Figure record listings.
** start **

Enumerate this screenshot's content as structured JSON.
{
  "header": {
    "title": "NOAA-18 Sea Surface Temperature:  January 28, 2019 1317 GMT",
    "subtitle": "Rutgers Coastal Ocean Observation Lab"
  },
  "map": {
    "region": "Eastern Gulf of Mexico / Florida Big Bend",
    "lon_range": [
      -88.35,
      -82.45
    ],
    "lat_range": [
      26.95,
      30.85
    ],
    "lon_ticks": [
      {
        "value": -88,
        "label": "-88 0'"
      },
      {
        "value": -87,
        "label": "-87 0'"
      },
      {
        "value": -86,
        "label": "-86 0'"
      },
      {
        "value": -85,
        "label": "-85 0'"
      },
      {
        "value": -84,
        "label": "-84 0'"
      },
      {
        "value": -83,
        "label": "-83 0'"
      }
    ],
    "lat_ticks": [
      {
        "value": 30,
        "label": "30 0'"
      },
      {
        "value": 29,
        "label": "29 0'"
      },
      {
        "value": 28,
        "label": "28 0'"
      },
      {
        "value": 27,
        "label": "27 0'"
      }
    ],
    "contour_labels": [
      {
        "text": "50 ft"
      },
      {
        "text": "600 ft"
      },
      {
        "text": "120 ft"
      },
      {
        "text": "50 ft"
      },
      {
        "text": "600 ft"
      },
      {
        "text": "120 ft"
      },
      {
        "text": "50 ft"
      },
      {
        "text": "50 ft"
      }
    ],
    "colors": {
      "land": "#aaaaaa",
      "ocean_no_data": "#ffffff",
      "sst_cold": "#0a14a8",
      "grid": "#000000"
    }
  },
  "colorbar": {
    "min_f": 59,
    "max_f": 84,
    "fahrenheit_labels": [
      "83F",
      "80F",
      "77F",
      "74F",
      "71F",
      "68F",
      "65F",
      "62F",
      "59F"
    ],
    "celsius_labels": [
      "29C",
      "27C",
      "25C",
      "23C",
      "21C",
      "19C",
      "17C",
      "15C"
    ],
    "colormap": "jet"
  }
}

** end **

The exercise. Write out every entry again, keeping each line exactly the same.

Complete response.
Enumerate this screenshot's content as structured JSON.
{
  "header": {
    "title": "NOAA-18 Sea Surface Temperature:  January 28, 2019 1317 GMT",
    "subtitle": "Rutgers Coastal Ocean Observation Lab"
  },
  "map": {
    "region": "Eastern Gulf of Mexico / Florida Big Bend",
    "lon_range": [
      -88.35,
      -82.45
    ],
    "lat_range": [
      26.95,
      30.85
    ],
    "lon_ticks": [
      {
        "value": -88,
        "label": "-88 0'"
      },
      {
        "value": -87,
        "label": "-87 0'"
      },
      {
        "value": -86,
        "label": "-86 0'"
      },
      {
        "value": -85,
        "label": "-85 0'"
      },
      {
        "value": -84,
        "label": "-84 0'"
      },
      {
        "value": -83,
        "label": "-83 0'"
      }
    ],
    "lat_ticks": [
      {
        "value": 30,
        "label": "30 0'"
      },
      {
        "value": 29,
        "label": "29 0'"
      },
      {
        "value": 28,
        "label": "28 0'"
      },
      {
        "value": 27,
        "label": "27 0'"
      }
    ],
    "contour_labels": [
      {
        "text": "50 ft"
      },
      {
        "text": "600 ft"
      },
      {
        "text": "120 ft"
      },
      {
        "text": "50 ft"
      },
      {
        "text": "600 ft"
      },
      {
        "text": "120 ft"
      },
      {
        "text": "50 ft"
      },
      {
        "text": "50 ft"
      }
    ],
    "colors": {
      "land": "#aaaaaa",
      "ocean_no_data": "#ffffff",
      "sst_cold": "#0a14a8",
      "grid": "#000000"
    }
  },
  "colorbar": {
    "min_f": 59,
    "max_f": 84,
    "fahrenheit_labels": [
      "83F",
      "80F",
      "77F",
      "74F",
      "71F",
      "68F",
      "65F",
      "62F",
      "59F"
    ],
    "celsius_labels": [
      "29C",
      "27C",
      "25C",
      "23C",
      "21C",
      "19C",
      "17C",
      "15C"
    ],
    "colormap": "jet"
  }
}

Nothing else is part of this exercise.